Output every line of the material exactly, omitting images.

(Dataset items)

* * *

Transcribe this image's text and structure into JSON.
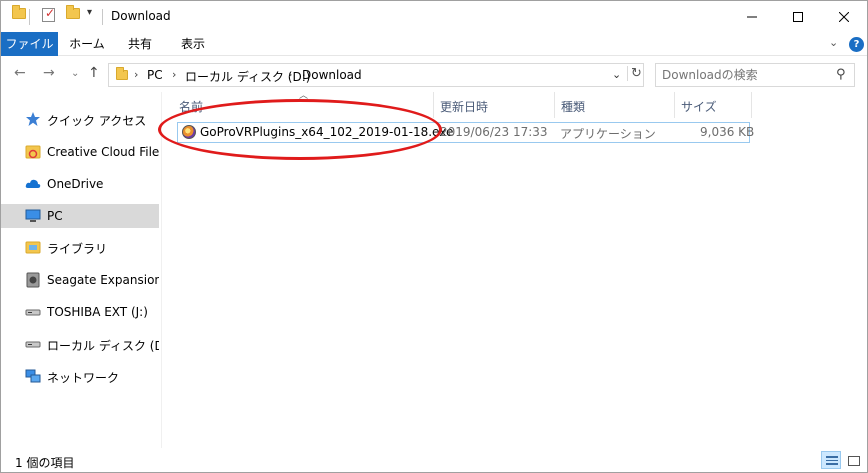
{
  "window": {
    "title": "Download"
  },
  "ribbon": {
    "tabs": [
      "ファイル",
      "ホーム",
      "共有",
      "表示"
    ]
  },
  "address": {
    "crumbs": [
      "PC",
      "ローカル ディスク (D:)",
      "Download"
    ],
    "search_placeholder": "Downloadの検索"
  },
  "sidebar": {
    "items": [
      {
        "label": "クイック アクセス",
        "icon": "star-icon"
      },
      {
        "label": "Creative Cloud Files",
        "icon": "creative-cloud-icon"
      },
      {
        "label": "OneDrive",
        "icon": "cloud-icon"
      },
      {
        "label": "PC",
        "icon": "computer-icon"
      },
      {
        "label": "ライブラリ",
        "icon": "library-icon"
      },
      {
        "label": "Seagate Expansion Dr",
        "icon": "usb-drive-icon"
      },
      {
        "label": "TOSHIBA EXT (J:)",
        "icon": "drive-icon"
      },
      {
        "label": "ローカル ディスク (D:)",
        "icon": "drive-icon"
      },
      {
        "label": "ネットワーク",
        "icon": "network-icon"
      }
    ],
    "selected": "PC"
  },
  "list": {
    "columns": [
      "名前",
      "更新日時",
      "種類",
      "サイズ"
    ],
    "sort_column": "名前",
    "files": [
      {
        "name": "GoProVRPlugins_x64_102_2019-01-18.exe",
        "modified": "2019/06/23 17:33",
        "type": "アプリケーション",
        "size": "9,036 KB"
      }
    ]
  },
  "status": {
    "item_count": "1 個の項目"
  },
  "colors": {
    "accent": "#1a6ec4",
    "selection_border": "#99c9ef",
    "annotation": "#e01b1b"
  }
}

* * *

# RESPONSE TO THE TASK
Transcribe this image's text and structure into JSON.
{
  "window": {
    "title": "Download"
  },
  "ribbon": {
    "tabs": [
      "ファイル",
      "ホーム",
      "共有",
      "表示"
    ]
  },
  "address": {
    "crumbs": [
      "PC",
      "ローカル ディスク (D:)",
      "Download"
    ],
    "search_placeholder": "Downloadの検索"
  },
  "sidebar": {
    "items": [
      {
        "label": "クイック アクセス",
        "icon": "star-icon"
      },
      {
        "label": "Creative Cloud Files",
        "icon": "creative-cloud-icon"
      },
      {
        "label": "OneDrive",
        "icon": "cloud-icon"
      },
      {
        "label": "PC",
        "icon": "computer-icon"
      },
      {
        "label": "ライブラリ",
        "icon": "library-icon"
      },
      {
        "label": "Seagate Expansion Dr",
        "icon": "usb-drive-icon"
      },
      {
        "label": "TOSHIBA EXT (J:)",
        "icon": "drive-icon"
      },
      {
        "label": "ローカル ディスク (D:)",
        "icon": "drive-icon"
      },
      {
        "label": "ネットワーク",
        "icon": "network-icon"
      }
    ],
    "selected": "PC"
  },
  "list": {
    "columns": [
      "名前",
      "更新日時",
      "種類",
      "サイズ"
    ],
    "sort_column": "名前",
    "files": [
      {
        "name": "GoProVRPlugins_x64_102_2019-01-18.exe",
        "modified": "2019/06/23 17:33",
        "type": "アプリケーション",
        "size": "9,036 KB"
      }
    ]
  },
  "status": {
    "item_count": "1 個の項目"
  },
  "colors": {
    "accent": "#1a6ec4",
    "selection_border": "#99c9ef",
    "annotation": "#e01b1b"
  }
}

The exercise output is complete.